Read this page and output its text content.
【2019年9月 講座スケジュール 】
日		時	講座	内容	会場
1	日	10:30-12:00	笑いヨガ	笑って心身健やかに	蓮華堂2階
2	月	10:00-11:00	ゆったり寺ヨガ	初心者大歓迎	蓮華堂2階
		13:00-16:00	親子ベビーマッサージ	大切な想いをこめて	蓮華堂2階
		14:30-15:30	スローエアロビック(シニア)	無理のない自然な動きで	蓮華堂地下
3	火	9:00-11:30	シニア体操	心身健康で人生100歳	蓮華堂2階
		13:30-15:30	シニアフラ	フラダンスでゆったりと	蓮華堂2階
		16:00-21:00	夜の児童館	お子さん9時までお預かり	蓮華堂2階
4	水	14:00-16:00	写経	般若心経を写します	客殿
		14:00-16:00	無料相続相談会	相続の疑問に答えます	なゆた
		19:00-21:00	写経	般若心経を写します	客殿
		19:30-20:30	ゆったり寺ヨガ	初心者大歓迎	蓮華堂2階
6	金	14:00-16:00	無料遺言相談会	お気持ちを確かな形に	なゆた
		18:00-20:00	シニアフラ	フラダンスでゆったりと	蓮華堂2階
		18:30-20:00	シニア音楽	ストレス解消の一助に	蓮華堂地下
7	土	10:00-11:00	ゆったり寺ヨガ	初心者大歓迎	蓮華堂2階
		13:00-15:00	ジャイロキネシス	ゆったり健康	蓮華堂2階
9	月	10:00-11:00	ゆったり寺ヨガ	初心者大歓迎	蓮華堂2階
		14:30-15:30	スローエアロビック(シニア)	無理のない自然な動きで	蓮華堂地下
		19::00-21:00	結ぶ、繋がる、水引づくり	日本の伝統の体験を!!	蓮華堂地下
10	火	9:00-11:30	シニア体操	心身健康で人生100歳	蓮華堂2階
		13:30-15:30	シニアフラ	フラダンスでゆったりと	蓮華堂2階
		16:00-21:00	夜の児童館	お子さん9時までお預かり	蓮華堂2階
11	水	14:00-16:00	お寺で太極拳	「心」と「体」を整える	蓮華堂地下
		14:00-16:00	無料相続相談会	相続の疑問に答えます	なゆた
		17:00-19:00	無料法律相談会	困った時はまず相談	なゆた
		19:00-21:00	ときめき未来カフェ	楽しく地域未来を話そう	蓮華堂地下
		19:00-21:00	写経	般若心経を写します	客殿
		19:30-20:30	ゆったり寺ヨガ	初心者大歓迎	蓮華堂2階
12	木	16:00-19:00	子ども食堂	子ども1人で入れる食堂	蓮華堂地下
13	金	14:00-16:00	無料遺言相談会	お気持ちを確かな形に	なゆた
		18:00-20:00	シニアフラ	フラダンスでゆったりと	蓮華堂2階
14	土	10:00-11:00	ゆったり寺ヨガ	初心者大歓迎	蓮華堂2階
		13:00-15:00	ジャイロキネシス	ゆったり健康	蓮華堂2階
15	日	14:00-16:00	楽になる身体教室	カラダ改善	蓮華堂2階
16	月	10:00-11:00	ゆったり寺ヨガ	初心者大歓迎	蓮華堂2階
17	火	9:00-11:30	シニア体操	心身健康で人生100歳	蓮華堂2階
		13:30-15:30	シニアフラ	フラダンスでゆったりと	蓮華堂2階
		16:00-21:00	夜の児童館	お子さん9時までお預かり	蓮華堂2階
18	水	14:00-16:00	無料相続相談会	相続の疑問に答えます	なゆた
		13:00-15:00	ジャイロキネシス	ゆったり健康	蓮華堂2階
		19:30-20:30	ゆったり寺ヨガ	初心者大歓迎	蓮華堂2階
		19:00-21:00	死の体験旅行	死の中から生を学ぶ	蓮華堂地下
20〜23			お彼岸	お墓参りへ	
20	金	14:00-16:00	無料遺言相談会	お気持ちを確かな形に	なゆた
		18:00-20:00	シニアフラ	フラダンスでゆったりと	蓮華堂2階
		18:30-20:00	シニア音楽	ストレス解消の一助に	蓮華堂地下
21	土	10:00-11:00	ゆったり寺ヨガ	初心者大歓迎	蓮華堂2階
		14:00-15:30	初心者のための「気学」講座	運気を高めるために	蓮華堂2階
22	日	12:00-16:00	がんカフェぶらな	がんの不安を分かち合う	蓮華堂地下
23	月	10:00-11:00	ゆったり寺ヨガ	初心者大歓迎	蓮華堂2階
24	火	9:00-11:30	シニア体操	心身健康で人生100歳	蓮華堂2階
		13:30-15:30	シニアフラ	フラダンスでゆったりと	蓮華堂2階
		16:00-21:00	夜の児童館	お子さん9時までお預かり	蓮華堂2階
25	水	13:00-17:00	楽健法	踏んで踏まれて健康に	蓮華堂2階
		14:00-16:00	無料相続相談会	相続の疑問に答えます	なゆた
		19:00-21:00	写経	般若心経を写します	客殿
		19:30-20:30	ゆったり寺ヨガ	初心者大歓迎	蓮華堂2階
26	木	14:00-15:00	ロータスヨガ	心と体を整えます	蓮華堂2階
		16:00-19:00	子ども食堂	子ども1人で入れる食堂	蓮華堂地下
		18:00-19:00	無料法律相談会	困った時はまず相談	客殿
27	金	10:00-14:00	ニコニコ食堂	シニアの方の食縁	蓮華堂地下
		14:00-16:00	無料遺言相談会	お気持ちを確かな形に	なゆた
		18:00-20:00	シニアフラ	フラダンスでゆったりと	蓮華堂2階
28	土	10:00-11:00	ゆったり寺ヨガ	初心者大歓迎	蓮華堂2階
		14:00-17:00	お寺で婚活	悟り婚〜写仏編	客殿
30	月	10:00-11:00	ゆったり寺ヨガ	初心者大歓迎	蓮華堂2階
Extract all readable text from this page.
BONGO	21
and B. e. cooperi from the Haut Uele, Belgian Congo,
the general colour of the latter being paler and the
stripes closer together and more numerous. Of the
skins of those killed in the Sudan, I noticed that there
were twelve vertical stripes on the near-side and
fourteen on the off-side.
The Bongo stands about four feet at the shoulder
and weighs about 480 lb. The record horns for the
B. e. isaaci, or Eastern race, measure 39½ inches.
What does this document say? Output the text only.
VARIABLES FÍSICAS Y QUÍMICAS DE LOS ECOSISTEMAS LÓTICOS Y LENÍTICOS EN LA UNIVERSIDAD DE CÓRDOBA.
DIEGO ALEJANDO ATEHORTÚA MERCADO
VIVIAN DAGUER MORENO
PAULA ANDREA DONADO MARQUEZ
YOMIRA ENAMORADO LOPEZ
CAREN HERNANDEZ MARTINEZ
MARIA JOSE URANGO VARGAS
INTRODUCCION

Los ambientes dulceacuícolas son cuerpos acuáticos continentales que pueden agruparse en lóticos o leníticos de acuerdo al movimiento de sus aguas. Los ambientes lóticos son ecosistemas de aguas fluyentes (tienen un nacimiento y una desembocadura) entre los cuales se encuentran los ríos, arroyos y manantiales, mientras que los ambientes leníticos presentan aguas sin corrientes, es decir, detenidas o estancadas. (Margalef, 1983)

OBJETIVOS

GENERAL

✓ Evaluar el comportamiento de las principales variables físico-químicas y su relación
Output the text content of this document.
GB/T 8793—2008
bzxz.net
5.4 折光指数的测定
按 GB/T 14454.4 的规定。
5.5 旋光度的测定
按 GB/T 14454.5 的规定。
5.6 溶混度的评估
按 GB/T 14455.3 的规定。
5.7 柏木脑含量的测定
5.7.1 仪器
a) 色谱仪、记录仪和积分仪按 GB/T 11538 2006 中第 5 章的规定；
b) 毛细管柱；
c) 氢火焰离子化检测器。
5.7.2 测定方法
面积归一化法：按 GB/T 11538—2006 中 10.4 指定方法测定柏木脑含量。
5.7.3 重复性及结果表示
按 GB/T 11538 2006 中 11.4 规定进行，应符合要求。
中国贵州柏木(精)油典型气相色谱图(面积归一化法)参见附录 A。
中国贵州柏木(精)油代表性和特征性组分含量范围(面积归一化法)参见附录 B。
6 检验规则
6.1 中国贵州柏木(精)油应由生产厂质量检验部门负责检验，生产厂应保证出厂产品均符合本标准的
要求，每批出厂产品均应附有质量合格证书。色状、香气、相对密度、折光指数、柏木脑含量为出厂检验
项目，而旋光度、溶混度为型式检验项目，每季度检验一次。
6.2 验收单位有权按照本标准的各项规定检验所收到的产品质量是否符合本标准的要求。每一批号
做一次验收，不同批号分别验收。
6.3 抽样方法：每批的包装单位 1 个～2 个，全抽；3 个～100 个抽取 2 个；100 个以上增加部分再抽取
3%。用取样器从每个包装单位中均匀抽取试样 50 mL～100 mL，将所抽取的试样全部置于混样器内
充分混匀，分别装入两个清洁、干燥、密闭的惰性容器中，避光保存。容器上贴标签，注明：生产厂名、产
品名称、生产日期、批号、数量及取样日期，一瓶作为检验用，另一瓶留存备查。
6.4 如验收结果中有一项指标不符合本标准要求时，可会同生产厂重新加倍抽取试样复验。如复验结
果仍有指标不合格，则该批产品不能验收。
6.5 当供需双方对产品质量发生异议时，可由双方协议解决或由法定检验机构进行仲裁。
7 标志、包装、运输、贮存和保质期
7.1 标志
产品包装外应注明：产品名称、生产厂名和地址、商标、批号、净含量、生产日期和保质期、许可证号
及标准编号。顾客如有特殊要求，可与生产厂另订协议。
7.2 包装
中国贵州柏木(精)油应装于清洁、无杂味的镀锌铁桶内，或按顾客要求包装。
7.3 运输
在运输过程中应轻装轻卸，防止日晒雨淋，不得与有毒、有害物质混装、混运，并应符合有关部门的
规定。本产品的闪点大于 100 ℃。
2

= = = = = = =

**EXERCISE:** Show every line in the entries where the string "中国贵州柏木" occurs.

**RESULT OF THIS EXERCISE:**
中国贵州柏木(精)油典型气相色谱图(面积归一化法)参见附录 A。
中国贵州柏木(精)油代表性和特征性组分含量范围(面积归一化法)参见附录 B。
6.1 中国贵州柏木(精)油应由生产厂质量检验部门负责检验，生产厂应保证出厂产品均符合本标准的
中国贵州柏木(精)油应装于清洁、无杂味的镀锌铁桶内，或按顾客要求包装。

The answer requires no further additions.